**ITEMS:**

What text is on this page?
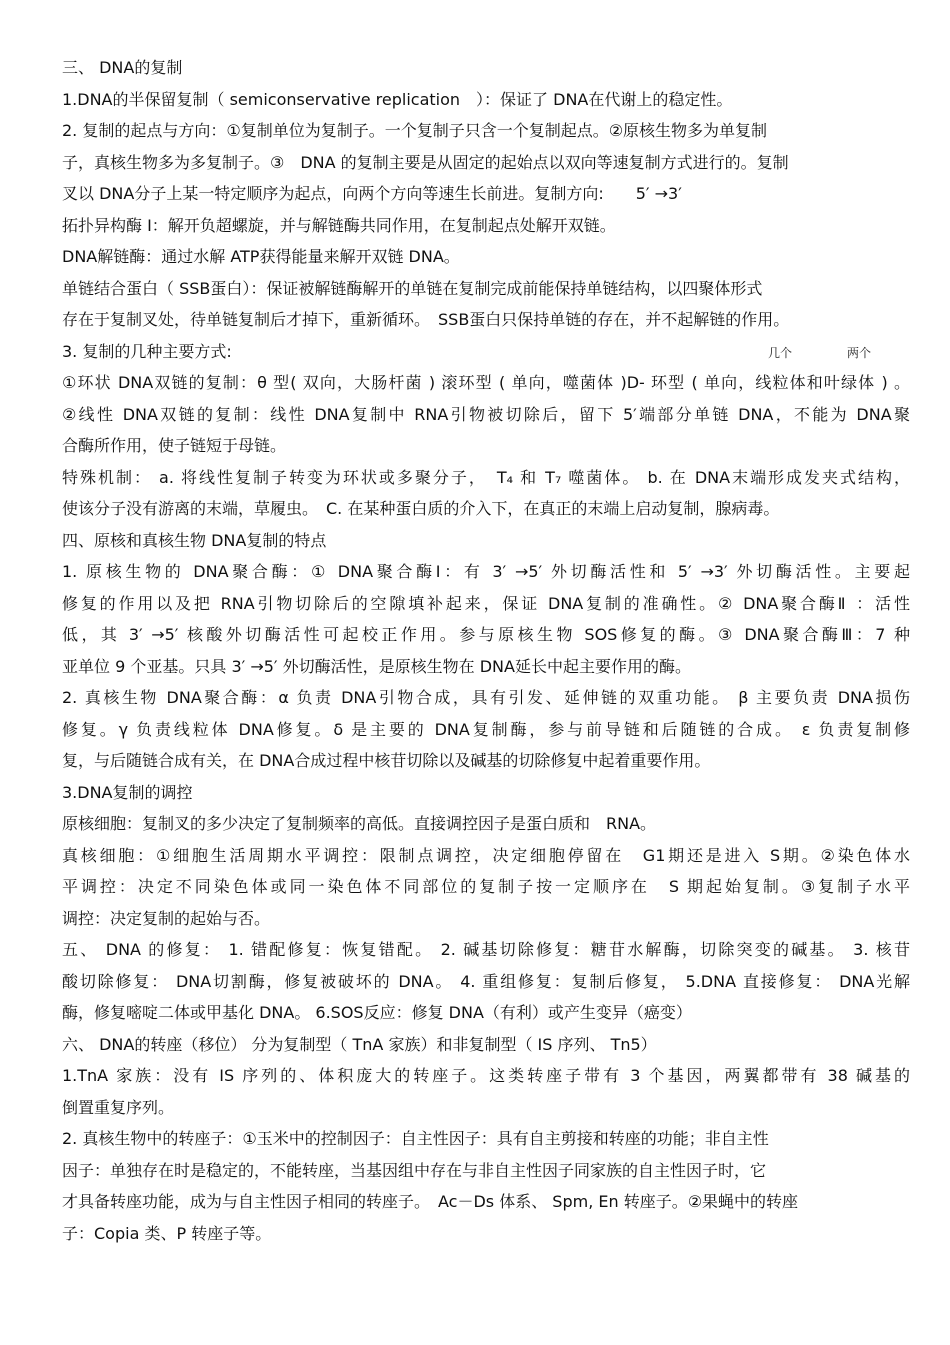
三、 DNA的复制
1.DNA的半保留复制（ semiconservative replication　）：保证了 DNA在代谢上的稳定性。
2. 复制的起点与方向：①复制单位为复制子。一个复制子只含一个复制起点。②原核生物多为单复制
子，真核生物多为多复制子。③　DNA 的复制主要是从固定的起始点以双向等速复制方式进行的。复制
叉以 DNA分子上某一特定顺序为起点，向两个方向等速生长前进。复制方向:　　5′ →3′
拓扑异构酶 Ⅰ：解开负超螺旋，并与解链酶共同作用，在复制起点处解开双链。
DNA解链酶：通过水解 ATP获得能量来解开双链 DNA。
单链结合蛋白（ SSB蛋白）：保证被解链酶解开的单链在复制完成前能保持单链结构，以四聚体形式
存在于复制叉处，待单链复制后才掉下，重新循环。　SSB蛋白只保持单链的存在，并不起解链的作用。
3. 复制的几种主要方式:
①环状 DNA双链的复制：θ 型( 双向，大肠杆菌 ) 滚环型 ( 单向，噬菌体 )D- 环型 ( 单向，线粒体和叶绿体 ) 。
②线性 DNA双链的复制：线性 DNA复制中 RNA引物被切除后，留下 5′端部分单链 DNA，不能为 DNA聚
合酶所作用，使子链短于母链。
特殊机制： a. 将线性复制子转变为环状或多聚分子，　T₄ 和 T₇ 噬菌体。 b. 在 DNA末端形成发夹式结构，
使该分子没有游离的末端，草履虫。　C. 在某种蛋白质的介入下，在真正的末端上启动复制，腺病毒。
四、原核和真核生物 DNA复制的特点
1. 原核生物的 DNA聚合酶：① DNA聚合酶Ⅰ：有 3′ →5′ 外切酶活性和 5′ →3′ 外切酶活性。主要起
修复的作用以及把 RNA引物切除后的空隙填补起来，保证 DNA复制的准确性。② DNA聚合酶Ⅱ ：活性
低，其 3′ →5′ 核酸外切酶活性可起校正作用。参与原核生物 SOS修复的酶。③ DNA聚合酶Ⅲ：7 种
亚单位 9 个亚基。只具 3′ →5′ 外切酶活性，是原核生物在 DNA延长中起主要作用的酶。
2. 真核生物 DNA聚合酶：α 负责 DNA引物合成，具有引发、延伸链的双重功能。 β 主要负责 DNA损伤
修复。γ 负责线粒体 DNA修复。δ 是主要的 DNA复制酶，参与前导链和后随链的合成。 ε 负责复制修
复，与后随链合成有关，在 DNA合成过程中核苷切除以及碱基的切除修复中起着重要作用。
3.DNA复制的调控
原核细胞：复制叉的多少决定了复制频率的高低。直接调控因子是蛋白质和　RNA。
真核细胞：①细胞生活周期水平调控：限制点调控，决定细胞停留在　G1期还是进入 S期。②染色体水
平调控：决定不同染色体或同一染色体不同部位的复制子按一定顺序在　S 期起始复制。③复制子水平
调控：决定复制的起始与否。
五、 DNA 的修复： 1. 错配修复：恢复错配。 2. 碱基切除修复：糖苷水解酶，切除突变的碱基。 3. 核苷
酸切除修复： DNA切割酶，修复被破坏的 DNA。 4. 重组修复：复制后修复， 5.DNA 直接修复： DNA光解
酶，修复嘧啶二体或甲基化 DNA。 6.SOS反应：修复 DNA（有利）或产生变异（癌变）
六、 DNA的转座（移位） 分为复制型（ TnA 家族）和非复制型（ IS 序列、 Tn5）
1.TnA 家族：没有 IS 序列的、体积庞大的转座子。这类转座子带有 3 个基因，两翼都带有 38 碱基的
倒置重复序列。
2. 真核生物中的转座子：①玉米中的控制因子：自主性因子：具有自主剪接和转座的功能；非自主性
因子：单独存在时是稳定的，不能转座，当基因组中存在与非自主性因子同家族的自主性因子时，它
才具备转座功能，成为与自主性因子相同的转座子。　Ac－Ds 体系、 Spm, En 转座子。②果蝇中的转座
子：Copia 类、P 转座子等。
几个	两个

**WHAT YOU WILL DO:** Leave the images out and output the remaining material exactly as it stands.

**FINAL RESULT:**
What text is on this page?
三、 DNA的复制
1.DNA的半保留复制（ semiconservative replication　）：保证了 DNA在代谢上的稳定性。
2. 复制的起点与方向：①复制单位为复制子。一个复制子只含一个复制起点。②原核生物多为单复制
子，真核生物多为多复制子。③　DNA 的复制主要是从固定的起始点以双向等速复制方式进行的。复制
叉以 DNA分子上某一特定顺序为起点，向两个方向等速生长前进。复制方向:　　5′ →3′
拓扑异构酶 Ⅰ：解开负超螺旋，并与解链酶共同作用，在复制起点处解开双链。
DNA解链酶：通过水解 ATP获得能量来解开双链 DNA。
单链结合蛋白（ SSB蛋白）：保证被解链酶解开的单链在复制完成前能保持单链结构，以四聚体形式
存在于复制叉处，待单链复制后才掉下，重新循环。　SSB蛋白只保持单链的存在，并不起解链的作用。
3. 复制的几种主要方式:
①环状 DNA双链的复制：θ 型( 双向，大肠杆菌 ) 滚环型 ( 单向，噬菌体 )D- 环型 ( 单向，线粒体和叶绿体 ) 。
②线性 DNA双链的复制：线性 DNA复制中 RNA引物被切除后，留下 5′端部分单链 DNA，不能为 DNA聚
合酶所作用，使子链短于母链。
特殊机制： a. 将线性复制子转变为环状或多聚分子，　T₄ 和 T₇ 噬菌体。 b. 在 DNA末端形成发夹式结构，
使该分子没有游离的末端，草履虫。　C. 在某种蛋白质的介入下，在真正的末端上启动复制，腺病毒。
四、原核和真核生物 DNA复制的特点
1. 原核生物的 DNA聚合酶：① DNA聚合酶Ⅰ：有 3′ →5′ 外切酶活性和 5′ →3′ 外切酶活性。主要起
修复的作用以及把 RNA引物切除后的空隙填补起来，保证 DNA复制的准确性。② DNA聚合酶Ⅱ ：活性
低，其 3′ →5′ 核酸外切酶活性可起校正作用。参与原核生物 SOS修复的酶。③ DNA聚合酶Ⅲ：7 种
亚单位 9 个亚基。只具 3′ →5′ 外切酶活性，是原核生物在 DNA延长中起主要作用的酶。
2. 真核生物 DNA聚合酶：α 负责 DNA引物合成，具有引发、延伸链的双重功能。 β 主要负责 DNA损伤
修复。γ 负责线粒体 DNA修复。δ 是主要的 DNA复制酶，参与前导链和后随链的合成。 ε 负责复制修
复，与后随链合成有关，在 DNA合成过程中核苷切除以及碱基的切除修复中起着重要作用。
3.DNA复制的调控
原核细胞：复制叉的多少决定了复制频率的高低。直接调控因子是蛋白质和　RNA。
真核细胞：①细胞生活周期水平调控：限制点调控，决定细胞停留在　G1期还是进入 S期。②染色体水
平调控：决定不同染色体或同一染色体不同部位的复制子按一定顺序在　S 期起始复制。③复制子水平
调控：决定复制的起始与否。
五、 DNA 的修复： 1. 错配修复：恢复错配。 2. 碱基切除修复：糖苷水解酶，切除突变的碱基。 3. 核苷
酸切除修复： DNA切割酶，修复被破坏的 DNA。 4. 重组修复：复制后修复， 5.DNA 直接修复： DNA光解
酶，修复嘧啶二体或甲基化 DNA。 6.SOS反应：修复 DNA（有利）或产生变异（癌变）
六、 DNA的转座（移位） 分为复制型（ TnA 家族）和非复制型（ IS 序列、 Tn5）
1.TnA 家族：没有 IS 序列的、体积庞大的转座子。这类转座子带有 3 个基因，两翼都带有 38 碱基的
倒置重复序列。
2. 真核生物中的转座子：①玉米中的控制因子：自主性因子：具有自主剪接和转座的功能；非自主性
因子：单独存在时是稳定的，不能转座，当基因组中存在与非自主性因子同家族的自主性因子时，它
才具备转座功能，成为与自主性因子相同的转座子。　Ac－Ds 体系、 Spm, En 转座子。②果蝇中的转座
子：Copia 类、P 转座子等。
几个	两个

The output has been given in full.